» Work to be completed:
Repeat each record below exactly, dropping the pictures.

[Stored data]
_ _ _ _ _

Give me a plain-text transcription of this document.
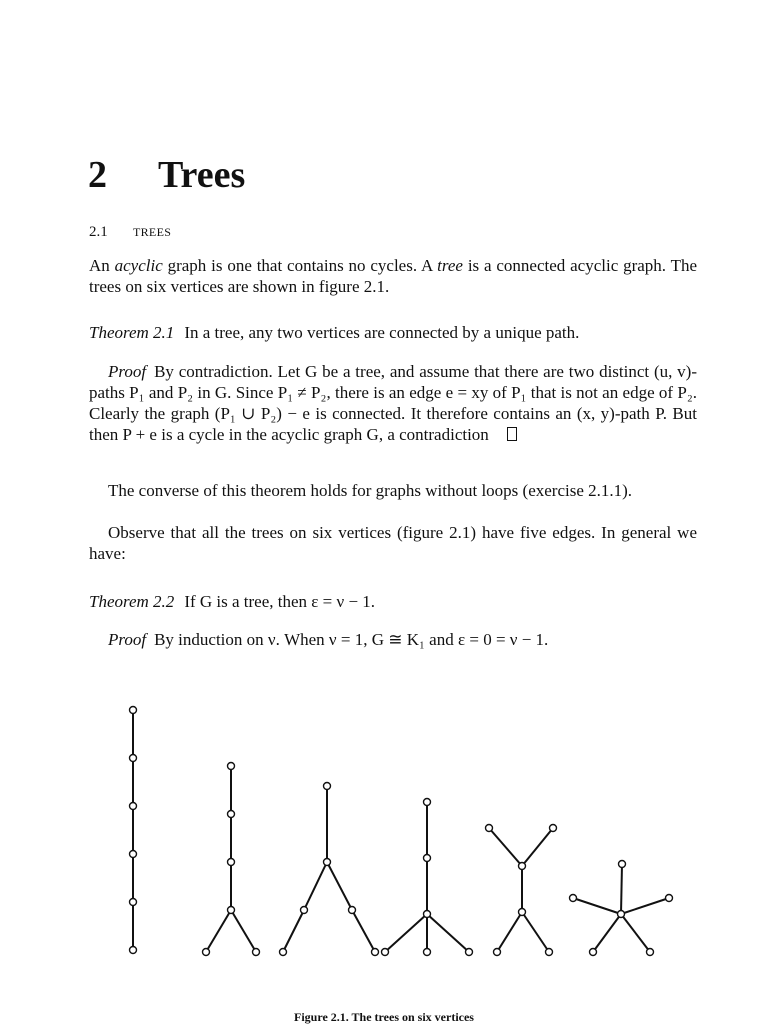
2 Trees
2.1 TREES

An acyclic graph is one that contains no cycles. A tree is a connected acyclic graph. The trees on six vertices are shown in figure 2.1.

Theorem 2.1 In a tree, any two vertices are connected by a unique path.

Proof By contradiction. Let G be a tree, and assume that there are two distinct (u, v)-paths P₁ and P₂ in G. Since P₁ ≠ P₂, there is an edge e = xy of P₁ that is not an edge of P₂. Clearly the graph (P₁ ∪ P₂) − e is connected. It therefore contains an (x, y)-path P. But then P + e is a cycle in the acyclic graph G, a contradiction

The converse of this theorem holds for graphs without loops (exercise 2.1.1).

Observe that all the trees on six vertices (figure 2.1) have five edges. In general we have:

Theorem 2.2 If G is a tree, then ε = ν − 1.

Proof By induction on ν. When ν = 1, G ≅ K₁ and ε = 0 = ν − 1.

Figure 2.1. The trees on six vertices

_ _ _ _ _

» Task solution:
Give me a plain-text transcription of this document.
2 Trees
2.1 TREES

An acyclic graph is one that contains no cycles. A tree is a connected acyclic graph. The trees on six vertices are shown in figure 2.1.

Theorem 2.1 In a tree, any two vertices are connected by a unique path.

Proof By contradiction. Let G be a tree, and assume that there are two distinct (u, v)-paths P₁ and P₂ in G. Since P₁ ≠ P₂, there is an edge e = xy of P₁ that is not an edge of P₂. Clearly the graph (P₁ ∪ P₂) − e is connected. It therefore contains an (x, y)-path P. But then P + e is a cycle in the acyclic graph G, a contradiction

The converse of this theorem holds for graphs without loops (exercise 2.1.1).

Observe that all the trees on six vertices (figure 2.1) have five edges. In general we have:

Theorem 2.2 If G is a tree, then ε = ν − 1.

Proof By induction on ν. When ν = 1, G ≅ K₁ and ε = 0 = ν − 1.

Figure 2.1. The trees on six vertices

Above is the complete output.